-- Requirements --
Write out all of the entries exactly, please.

— start Records provided —

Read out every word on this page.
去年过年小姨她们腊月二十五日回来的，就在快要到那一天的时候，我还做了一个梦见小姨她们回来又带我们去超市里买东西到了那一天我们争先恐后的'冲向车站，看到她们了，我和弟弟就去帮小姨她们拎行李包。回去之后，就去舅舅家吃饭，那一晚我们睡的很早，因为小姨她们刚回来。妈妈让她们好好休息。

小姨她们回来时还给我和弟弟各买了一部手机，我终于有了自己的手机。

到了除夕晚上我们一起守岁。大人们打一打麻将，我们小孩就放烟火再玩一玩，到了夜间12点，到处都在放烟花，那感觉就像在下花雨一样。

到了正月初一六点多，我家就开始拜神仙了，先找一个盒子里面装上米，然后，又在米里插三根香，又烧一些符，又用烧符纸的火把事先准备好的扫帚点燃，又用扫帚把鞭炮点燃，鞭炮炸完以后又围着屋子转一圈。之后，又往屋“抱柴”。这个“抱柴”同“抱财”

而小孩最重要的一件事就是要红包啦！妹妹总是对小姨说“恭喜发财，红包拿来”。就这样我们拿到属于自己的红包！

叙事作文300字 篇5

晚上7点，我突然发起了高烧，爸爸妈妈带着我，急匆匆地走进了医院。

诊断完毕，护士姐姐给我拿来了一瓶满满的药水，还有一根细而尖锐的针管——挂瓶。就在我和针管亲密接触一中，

— end Records provided —

-- Result of the exercise --
Read out every word on this page.
去年过年小姨她们腊月二十五日回来的，就在快要到那一天的时候，我还做了一个梦见小姨她们回来又带我们去超市里买东西到了那一天我们争先恐后的'冲向车站，看到她们了，我和弟弟就去帮小姨她们拎行李包。回去之后，就去舅舅家吃饭，那一晚我们睡的很早，因为小姨她们刚回来。妈妈让她们好好休息。

小姨她们回来时还给我和弟弟各买了一部手机，我终于有了自己的手机。

到了除夕晚上我们一起守岁。大人们打一打麻将，我们小孩就放烟火再玩一玩，到了夜间12点，到处都在放烟花，那感觉就像在下花雨一样。

到了正月初一六点多，我家就开始拜神仙了，先找一个盒子里面装上米，然后，又在米里插三根香，又烧一些符，又用烧符纸的火把事先准备好的扫帚点燃，又用扫帚把鞭炮点燃，鞭炮炸完以后又围着屋子转一圈。之后，又往屋“抱柴”。这个“抱柴”同“抱财”

而小孩最重要的一件事就是要红包啦！妹妹总是对小姨说“恭喜发财，红包拿来”。就这样我们拿到属于自己的红包！

叙事作文300字 篇5

晚上7点，我突然发起了高烧，爸爸妈妈带着我，急匆匆地走进了医院。

诊断完毕，护士姐姐给我拿来了一瓶满满的药水，还有一根细而尖锐的针管——挂瓶。就在我和针管亲密接触一中，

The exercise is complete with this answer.